Source data:
_____

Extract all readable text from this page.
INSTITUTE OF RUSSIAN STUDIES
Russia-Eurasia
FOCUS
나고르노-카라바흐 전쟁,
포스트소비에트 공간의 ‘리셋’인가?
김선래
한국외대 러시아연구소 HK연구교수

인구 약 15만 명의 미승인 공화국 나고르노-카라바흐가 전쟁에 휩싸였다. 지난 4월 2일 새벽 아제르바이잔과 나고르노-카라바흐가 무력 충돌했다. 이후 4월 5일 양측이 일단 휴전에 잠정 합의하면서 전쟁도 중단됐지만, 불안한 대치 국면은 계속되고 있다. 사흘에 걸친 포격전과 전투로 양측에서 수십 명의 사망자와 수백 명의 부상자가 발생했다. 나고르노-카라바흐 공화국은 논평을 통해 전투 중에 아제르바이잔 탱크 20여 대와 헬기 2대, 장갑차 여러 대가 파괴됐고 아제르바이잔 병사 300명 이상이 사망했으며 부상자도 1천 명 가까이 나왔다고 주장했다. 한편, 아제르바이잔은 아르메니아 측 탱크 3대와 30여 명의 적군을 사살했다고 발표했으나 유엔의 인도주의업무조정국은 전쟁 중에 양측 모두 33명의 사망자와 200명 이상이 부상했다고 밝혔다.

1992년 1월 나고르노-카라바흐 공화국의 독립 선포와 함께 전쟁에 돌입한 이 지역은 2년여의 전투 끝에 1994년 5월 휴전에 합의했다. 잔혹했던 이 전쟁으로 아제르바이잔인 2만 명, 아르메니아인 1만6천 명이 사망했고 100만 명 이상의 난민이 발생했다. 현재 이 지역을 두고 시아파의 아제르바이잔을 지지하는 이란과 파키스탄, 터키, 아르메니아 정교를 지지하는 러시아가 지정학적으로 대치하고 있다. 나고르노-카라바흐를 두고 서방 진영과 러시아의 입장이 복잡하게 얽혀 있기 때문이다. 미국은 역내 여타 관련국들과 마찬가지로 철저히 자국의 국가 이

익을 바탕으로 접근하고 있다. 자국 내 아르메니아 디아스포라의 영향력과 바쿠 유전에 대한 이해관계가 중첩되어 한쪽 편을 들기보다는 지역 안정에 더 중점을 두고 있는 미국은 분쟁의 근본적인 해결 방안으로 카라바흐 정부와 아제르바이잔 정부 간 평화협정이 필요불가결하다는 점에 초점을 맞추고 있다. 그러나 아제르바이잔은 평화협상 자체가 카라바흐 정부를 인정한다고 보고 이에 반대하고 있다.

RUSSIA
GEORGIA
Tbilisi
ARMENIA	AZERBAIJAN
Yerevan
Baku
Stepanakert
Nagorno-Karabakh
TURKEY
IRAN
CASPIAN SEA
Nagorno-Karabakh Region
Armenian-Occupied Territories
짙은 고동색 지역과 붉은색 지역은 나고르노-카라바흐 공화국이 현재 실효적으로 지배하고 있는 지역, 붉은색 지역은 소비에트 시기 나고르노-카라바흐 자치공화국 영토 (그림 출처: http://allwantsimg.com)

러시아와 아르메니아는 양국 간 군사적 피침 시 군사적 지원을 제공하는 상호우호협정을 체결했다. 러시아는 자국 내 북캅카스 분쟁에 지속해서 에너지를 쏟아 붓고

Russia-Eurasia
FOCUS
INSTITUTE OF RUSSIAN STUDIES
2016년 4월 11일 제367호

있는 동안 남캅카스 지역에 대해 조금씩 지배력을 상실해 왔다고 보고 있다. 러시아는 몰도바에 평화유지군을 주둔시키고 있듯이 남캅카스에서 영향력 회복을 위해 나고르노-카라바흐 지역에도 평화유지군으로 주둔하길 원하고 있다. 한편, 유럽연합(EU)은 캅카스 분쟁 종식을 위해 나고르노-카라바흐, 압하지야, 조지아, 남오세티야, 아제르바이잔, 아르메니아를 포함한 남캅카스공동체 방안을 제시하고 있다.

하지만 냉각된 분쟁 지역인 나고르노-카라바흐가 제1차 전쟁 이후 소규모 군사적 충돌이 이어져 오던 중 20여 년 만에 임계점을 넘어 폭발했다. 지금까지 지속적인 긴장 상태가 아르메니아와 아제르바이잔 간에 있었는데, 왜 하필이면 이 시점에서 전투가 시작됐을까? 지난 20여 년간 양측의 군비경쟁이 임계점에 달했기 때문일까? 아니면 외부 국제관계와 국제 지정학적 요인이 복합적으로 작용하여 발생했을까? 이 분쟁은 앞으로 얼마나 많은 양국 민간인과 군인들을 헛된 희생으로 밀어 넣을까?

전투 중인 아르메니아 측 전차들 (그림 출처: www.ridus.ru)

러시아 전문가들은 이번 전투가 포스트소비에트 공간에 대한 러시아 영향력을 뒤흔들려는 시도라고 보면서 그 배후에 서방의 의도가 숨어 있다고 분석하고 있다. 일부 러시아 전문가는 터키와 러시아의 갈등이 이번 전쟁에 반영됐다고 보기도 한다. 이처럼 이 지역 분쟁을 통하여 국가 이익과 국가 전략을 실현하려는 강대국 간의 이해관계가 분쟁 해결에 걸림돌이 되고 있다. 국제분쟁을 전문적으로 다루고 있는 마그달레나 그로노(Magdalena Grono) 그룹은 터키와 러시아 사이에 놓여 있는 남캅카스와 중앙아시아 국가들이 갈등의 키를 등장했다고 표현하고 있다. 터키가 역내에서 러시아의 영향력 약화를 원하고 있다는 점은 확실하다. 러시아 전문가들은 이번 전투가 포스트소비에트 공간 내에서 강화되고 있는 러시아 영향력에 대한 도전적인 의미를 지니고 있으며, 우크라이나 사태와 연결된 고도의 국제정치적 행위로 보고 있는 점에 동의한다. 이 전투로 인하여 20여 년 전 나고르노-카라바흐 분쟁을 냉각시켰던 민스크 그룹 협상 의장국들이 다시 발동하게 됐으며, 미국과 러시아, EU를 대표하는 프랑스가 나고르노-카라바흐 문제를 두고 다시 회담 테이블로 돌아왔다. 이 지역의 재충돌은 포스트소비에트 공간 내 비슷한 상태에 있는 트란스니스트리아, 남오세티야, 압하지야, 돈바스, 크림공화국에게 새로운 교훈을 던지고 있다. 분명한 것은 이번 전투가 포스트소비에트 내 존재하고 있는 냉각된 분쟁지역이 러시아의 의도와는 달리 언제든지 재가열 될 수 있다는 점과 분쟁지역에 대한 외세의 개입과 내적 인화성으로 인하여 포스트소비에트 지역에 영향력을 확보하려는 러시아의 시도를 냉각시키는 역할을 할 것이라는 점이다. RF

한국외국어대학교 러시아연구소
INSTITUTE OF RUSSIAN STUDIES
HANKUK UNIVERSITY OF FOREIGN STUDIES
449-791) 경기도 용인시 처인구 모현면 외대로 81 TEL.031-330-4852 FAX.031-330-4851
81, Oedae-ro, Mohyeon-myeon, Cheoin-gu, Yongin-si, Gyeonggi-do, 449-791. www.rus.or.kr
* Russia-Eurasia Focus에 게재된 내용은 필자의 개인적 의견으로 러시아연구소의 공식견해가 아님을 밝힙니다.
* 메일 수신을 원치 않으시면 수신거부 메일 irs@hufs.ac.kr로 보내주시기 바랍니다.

_____

Exercise brief → From the records given above, copy all lines containing "Karabakh".

Answer to the task →
Nagorno-Karabakh
Nagorno-Karabakh Region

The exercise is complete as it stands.